▶ REQUIREMENT
Go through the listing and pick out each line with the word "frac" in it.

+++ ENTRIES SHOWN

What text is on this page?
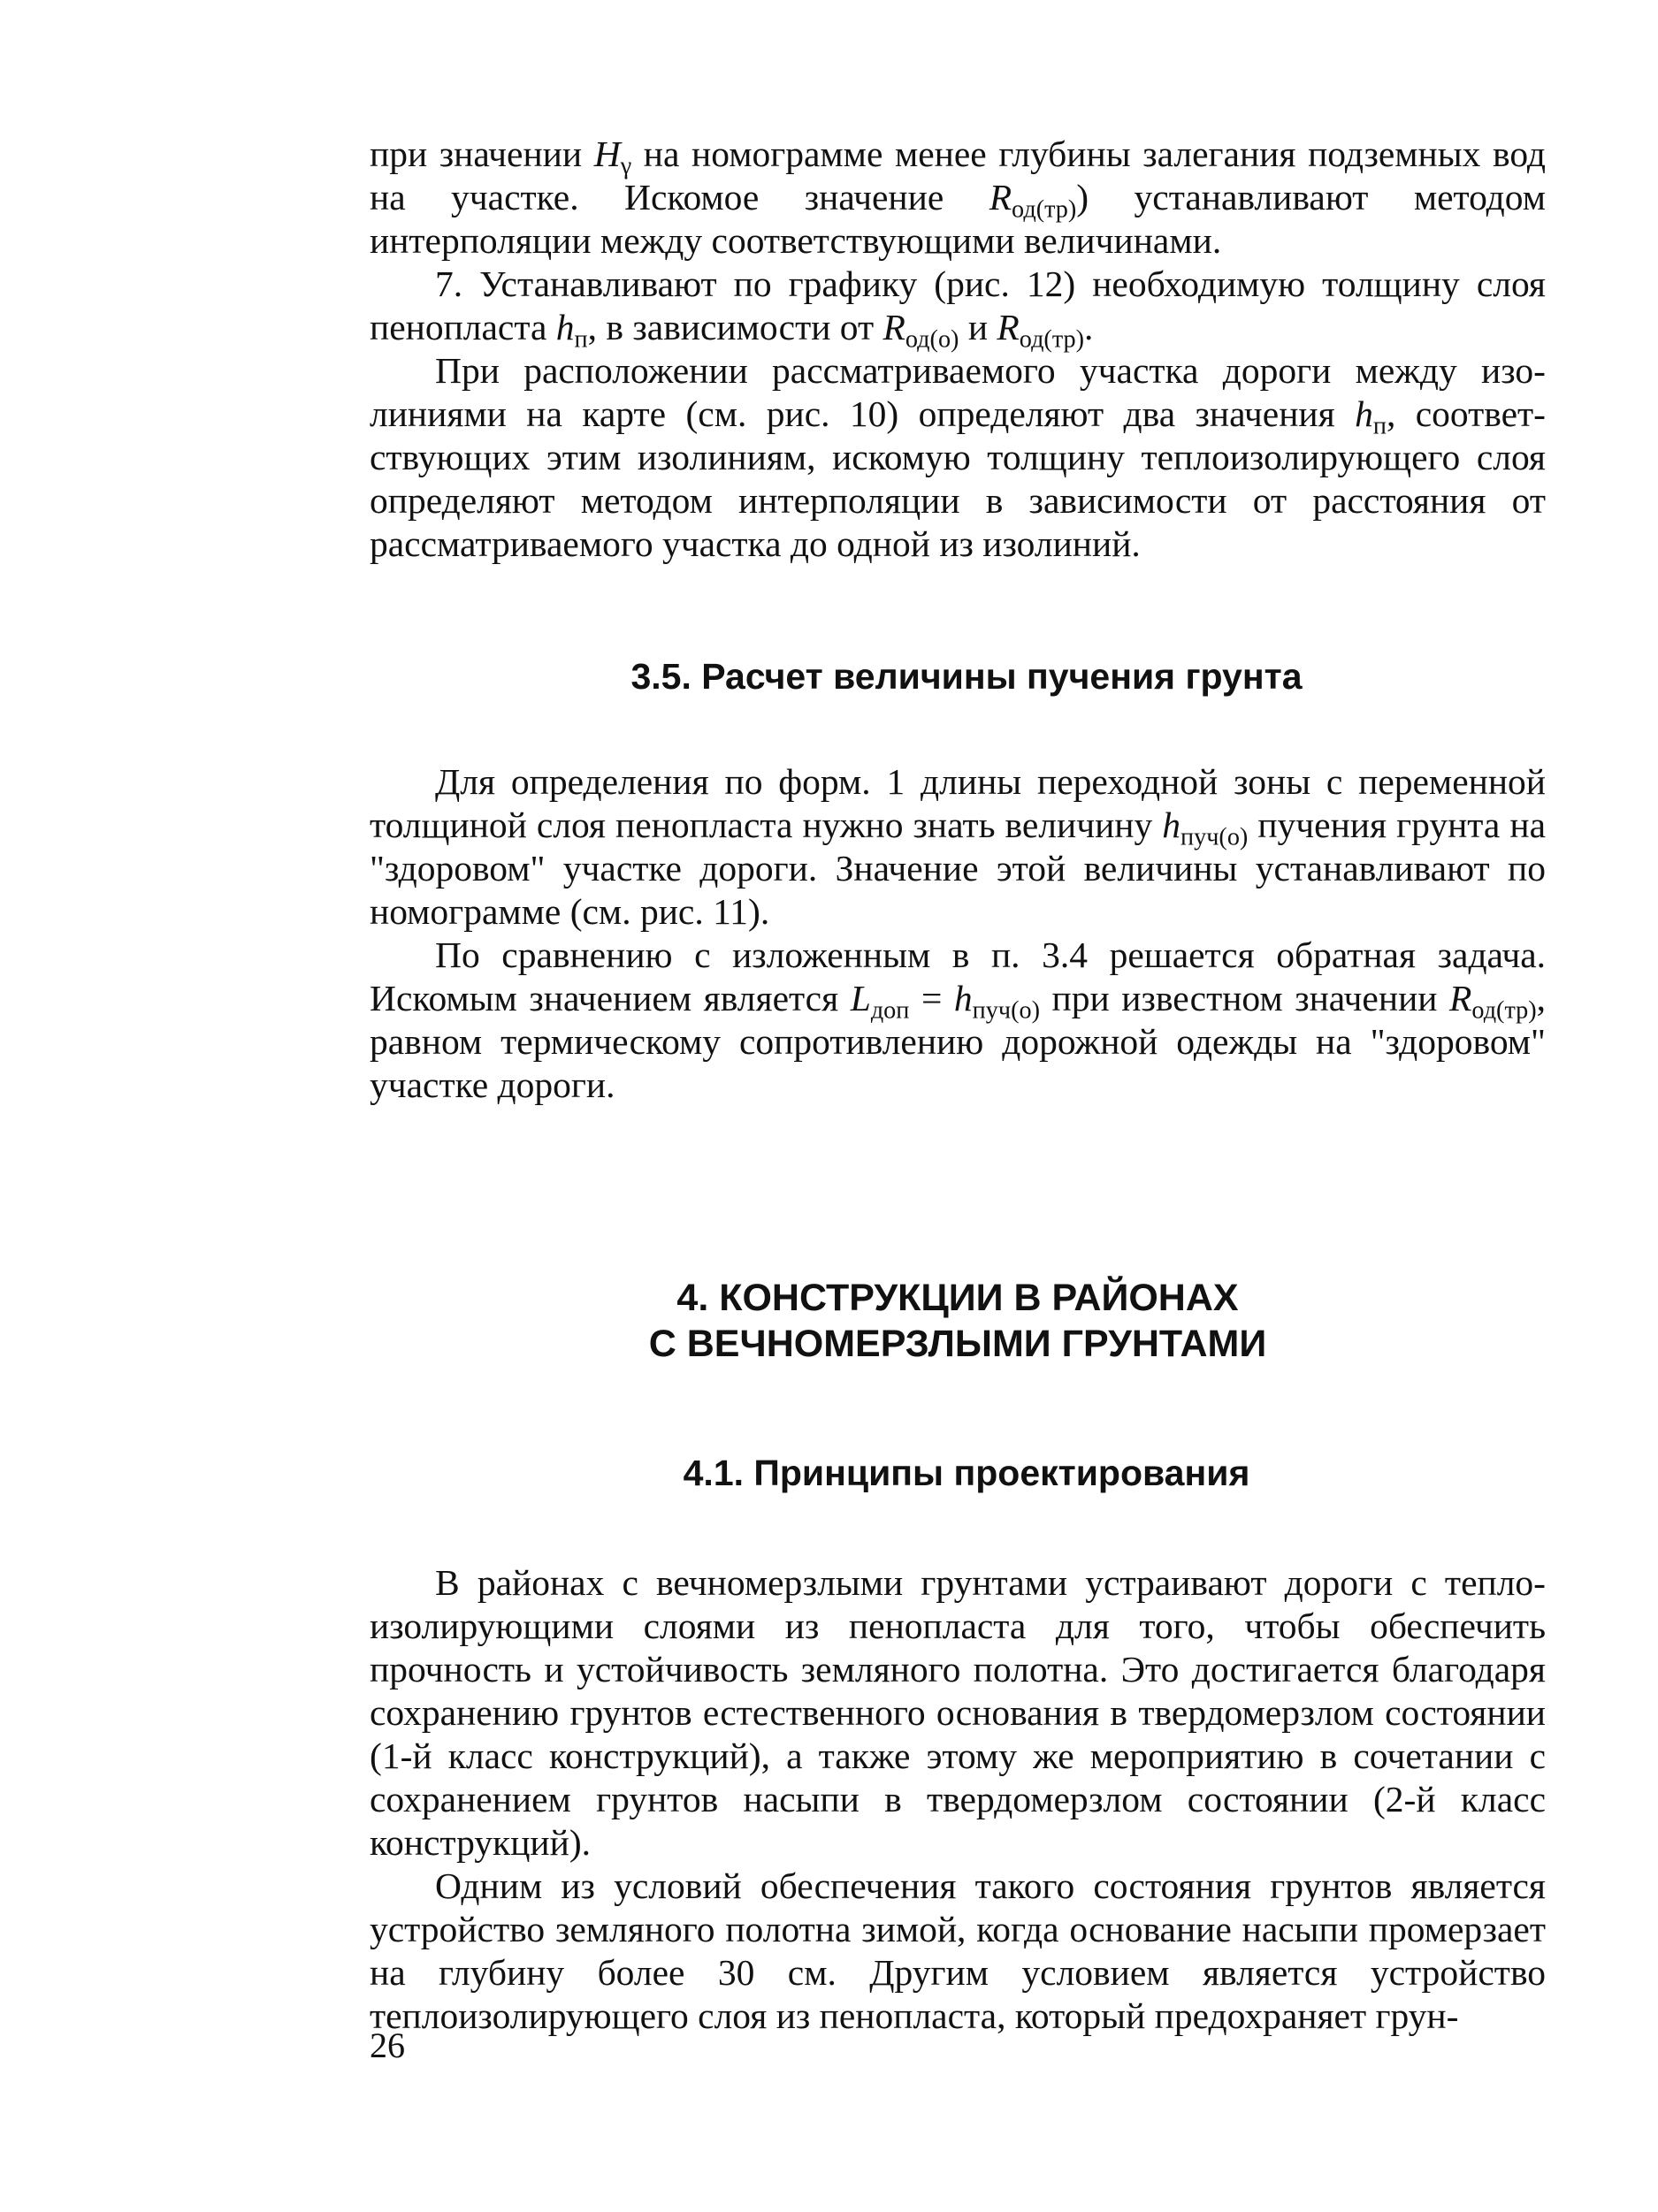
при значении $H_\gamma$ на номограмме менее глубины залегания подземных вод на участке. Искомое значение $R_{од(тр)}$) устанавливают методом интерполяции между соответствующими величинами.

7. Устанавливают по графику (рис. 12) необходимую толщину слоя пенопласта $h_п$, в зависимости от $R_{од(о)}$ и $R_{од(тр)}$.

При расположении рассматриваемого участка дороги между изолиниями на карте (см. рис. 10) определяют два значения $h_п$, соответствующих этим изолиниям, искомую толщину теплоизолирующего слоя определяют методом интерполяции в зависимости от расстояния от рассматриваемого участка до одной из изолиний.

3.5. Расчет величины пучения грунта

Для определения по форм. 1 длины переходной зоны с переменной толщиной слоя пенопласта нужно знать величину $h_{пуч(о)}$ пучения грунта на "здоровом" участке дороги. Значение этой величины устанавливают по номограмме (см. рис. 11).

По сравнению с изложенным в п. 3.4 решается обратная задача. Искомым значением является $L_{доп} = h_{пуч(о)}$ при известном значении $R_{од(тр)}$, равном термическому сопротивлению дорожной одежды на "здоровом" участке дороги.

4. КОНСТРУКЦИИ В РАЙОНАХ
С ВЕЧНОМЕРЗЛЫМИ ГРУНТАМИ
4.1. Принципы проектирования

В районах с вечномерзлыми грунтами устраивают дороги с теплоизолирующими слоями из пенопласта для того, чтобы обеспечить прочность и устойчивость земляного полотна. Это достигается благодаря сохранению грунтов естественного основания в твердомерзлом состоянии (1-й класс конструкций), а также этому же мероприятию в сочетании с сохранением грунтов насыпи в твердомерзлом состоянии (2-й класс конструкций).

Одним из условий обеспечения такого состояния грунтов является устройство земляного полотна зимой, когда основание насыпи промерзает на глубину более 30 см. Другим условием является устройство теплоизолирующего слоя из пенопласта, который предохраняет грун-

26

++++++
+++ ENTRIES SHOWN

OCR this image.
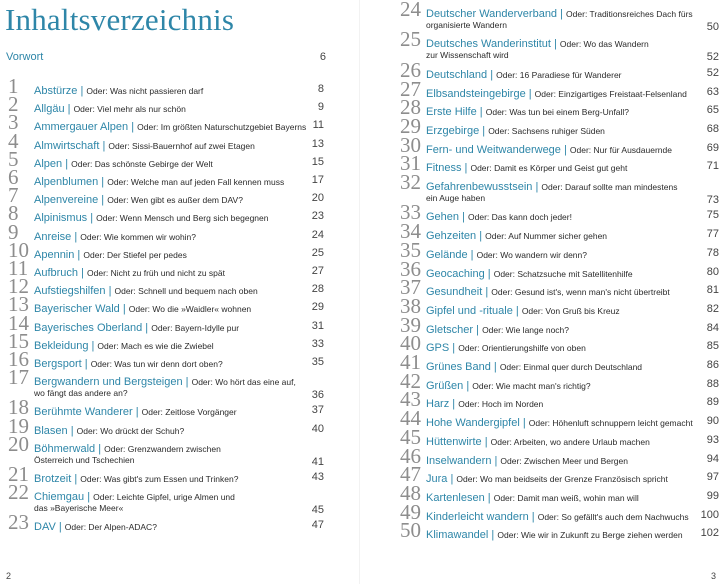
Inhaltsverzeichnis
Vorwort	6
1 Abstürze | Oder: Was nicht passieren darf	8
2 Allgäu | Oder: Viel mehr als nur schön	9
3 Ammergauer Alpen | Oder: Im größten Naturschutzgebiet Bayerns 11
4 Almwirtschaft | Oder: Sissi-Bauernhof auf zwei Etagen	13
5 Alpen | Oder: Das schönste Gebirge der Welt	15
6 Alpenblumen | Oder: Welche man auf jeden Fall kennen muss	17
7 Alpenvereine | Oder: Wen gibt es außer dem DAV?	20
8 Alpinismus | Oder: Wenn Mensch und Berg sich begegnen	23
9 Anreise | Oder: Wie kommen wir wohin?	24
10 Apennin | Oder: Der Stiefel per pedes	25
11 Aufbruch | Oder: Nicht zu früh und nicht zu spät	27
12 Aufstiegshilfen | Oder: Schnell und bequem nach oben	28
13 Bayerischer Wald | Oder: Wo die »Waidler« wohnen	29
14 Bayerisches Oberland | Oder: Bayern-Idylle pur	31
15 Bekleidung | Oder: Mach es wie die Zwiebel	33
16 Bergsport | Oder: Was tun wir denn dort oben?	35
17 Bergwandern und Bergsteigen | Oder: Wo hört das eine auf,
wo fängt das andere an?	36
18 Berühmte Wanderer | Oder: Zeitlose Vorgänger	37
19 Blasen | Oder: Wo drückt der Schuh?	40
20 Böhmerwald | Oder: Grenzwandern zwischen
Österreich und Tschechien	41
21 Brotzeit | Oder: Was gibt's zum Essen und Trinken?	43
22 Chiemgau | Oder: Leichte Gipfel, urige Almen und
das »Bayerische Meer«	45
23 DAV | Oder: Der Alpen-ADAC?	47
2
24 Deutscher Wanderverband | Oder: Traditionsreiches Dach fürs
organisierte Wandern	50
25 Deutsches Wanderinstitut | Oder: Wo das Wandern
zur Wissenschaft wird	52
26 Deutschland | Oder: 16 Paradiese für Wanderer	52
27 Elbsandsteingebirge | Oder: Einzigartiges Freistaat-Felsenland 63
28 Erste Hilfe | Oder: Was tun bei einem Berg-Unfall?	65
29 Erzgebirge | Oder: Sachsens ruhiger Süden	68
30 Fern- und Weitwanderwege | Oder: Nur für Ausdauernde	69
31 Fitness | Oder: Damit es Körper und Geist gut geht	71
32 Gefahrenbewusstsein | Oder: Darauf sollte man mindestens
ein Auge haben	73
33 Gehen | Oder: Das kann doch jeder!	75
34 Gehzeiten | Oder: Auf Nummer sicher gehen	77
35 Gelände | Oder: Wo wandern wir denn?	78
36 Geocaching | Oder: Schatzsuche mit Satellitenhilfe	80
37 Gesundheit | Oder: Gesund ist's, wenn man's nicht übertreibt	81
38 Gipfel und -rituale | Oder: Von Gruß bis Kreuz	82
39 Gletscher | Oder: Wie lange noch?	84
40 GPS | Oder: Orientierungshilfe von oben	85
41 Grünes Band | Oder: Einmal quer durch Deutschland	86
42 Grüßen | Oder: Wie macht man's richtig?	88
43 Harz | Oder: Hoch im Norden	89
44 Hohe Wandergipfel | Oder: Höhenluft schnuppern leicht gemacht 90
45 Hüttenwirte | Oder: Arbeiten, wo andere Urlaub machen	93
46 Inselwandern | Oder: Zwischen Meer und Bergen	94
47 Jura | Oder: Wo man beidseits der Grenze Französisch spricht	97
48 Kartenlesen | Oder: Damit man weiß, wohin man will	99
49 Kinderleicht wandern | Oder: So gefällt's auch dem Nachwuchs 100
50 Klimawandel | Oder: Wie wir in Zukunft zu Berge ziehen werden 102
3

++++++
+++ ENTRIES SHOWN

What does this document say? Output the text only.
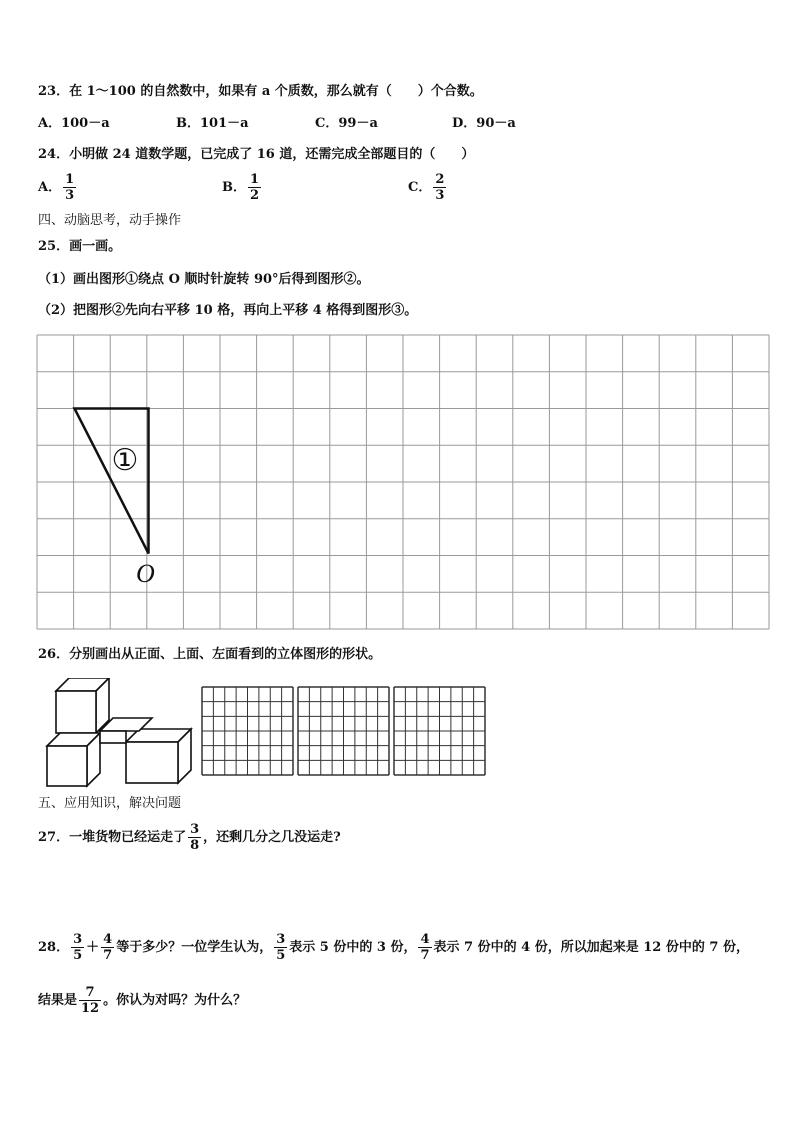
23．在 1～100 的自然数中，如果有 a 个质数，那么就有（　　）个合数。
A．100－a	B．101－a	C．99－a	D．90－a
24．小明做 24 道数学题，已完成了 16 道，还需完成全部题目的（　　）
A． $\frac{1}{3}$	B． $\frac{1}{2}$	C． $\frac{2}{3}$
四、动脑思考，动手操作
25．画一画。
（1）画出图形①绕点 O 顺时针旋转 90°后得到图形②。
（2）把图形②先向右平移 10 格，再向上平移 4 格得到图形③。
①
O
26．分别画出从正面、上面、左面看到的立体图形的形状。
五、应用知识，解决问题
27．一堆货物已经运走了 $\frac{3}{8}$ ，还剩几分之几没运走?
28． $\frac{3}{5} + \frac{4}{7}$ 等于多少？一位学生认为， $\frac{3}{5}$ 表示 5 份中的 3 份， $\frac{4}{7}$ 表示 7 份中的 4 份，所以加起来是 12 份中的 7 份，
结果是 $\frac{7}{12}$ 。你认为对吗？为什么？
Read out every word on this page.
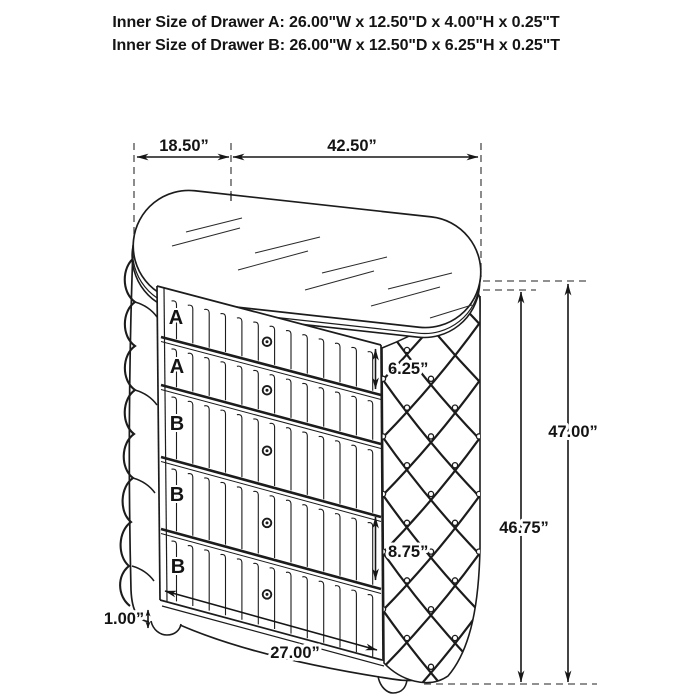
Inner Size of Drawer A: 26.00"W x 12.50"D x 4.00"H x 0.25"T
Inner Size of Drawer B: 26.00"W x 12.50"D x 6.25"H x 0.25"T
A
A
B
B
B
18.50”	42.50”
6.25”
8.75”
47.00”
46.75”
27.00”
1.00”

++++++

▶ REPLY
A． $\frac{1}{3}$	B． $\frac{1}{2}$	C． $\frac{2}{3}$
27．一堆货物已经运走了 $\frac{3}{8}$ ，还剩几分之几没运走?
28． $\frac{3}{5} + \frac{4}{7}$ 等于多少？一位学生认为， $\frac{3}{5}$ 表示 5 份中的 3 份， $\frac{4}{7}$ 表示 7 份中的 4 份，所以加起来是 12 份中的 7 份，
结果是 $\frac{7}{12}$ 。你认为对吗？为什么？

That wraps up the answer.